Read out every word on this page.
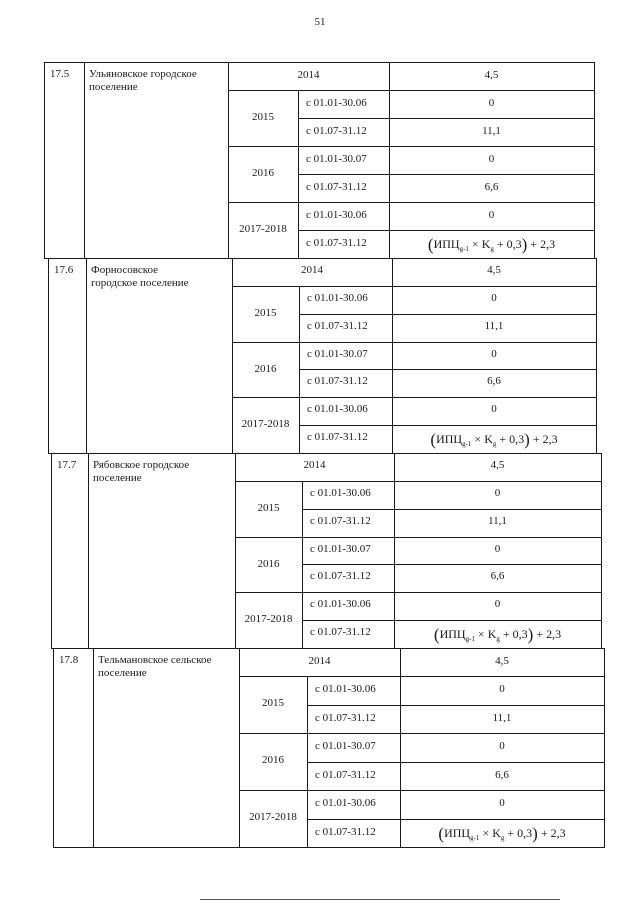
51
17.5 Ульяновское городское
поселение
2014	4,5
2015
с 01.01-30.06	0
с 01.07-31.12	11,1
2016
с 01.01-30.07	0
с 01.07-31.12	6,6
2017-2018
с 01.01-30.06	0
с 01.07-31.12	$(ИПЦ_{g-1} \times K_g + 0,3) + 2,3$
17.6 Форносовское
городское поселение
2014	4,5
2015
с 01.01-30.06	0
с 01.07-31.12	11,1
2016
с 01.01-30.07	0
с 01.07-31.12	6,6
2017-2018
с 01.01-30.06	0
с 01.07-31.12	$(ИПЦ_{g-1} \times K_g + 0,3) + 2,3$
17.7 Рябовское городское
поселение
2014	4,5
2015
с 01.01-30.06	0
с 01.07-31.12	11,1
2016
с 01.01-30.07	0
с 01.07-31.12	6,6
2017-2018
с 01.01-30.06	0
с 01.07-31.12	$(ИПЦ_{g-1} \times K_g + 0,3) + 2,3$
17.8 Тельмановское сельское
поселение
2014	4,5
2015
с 01.01-30.06	0
с 01.07-31.12	11,1
2016
с 01.01-30.07	0
с 01.07-31.12	6,6
2017-2018
с 01.01-30.06	0
с 01.07-31.12	$(ИПЦ_{g-1} \times K_g + 0,3) + 2,3$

----

● **Exercise requirements**:
Of the lines in the material, how many contain the word "городское"? Reply with the number and nothing else.

● **Full answer**:
3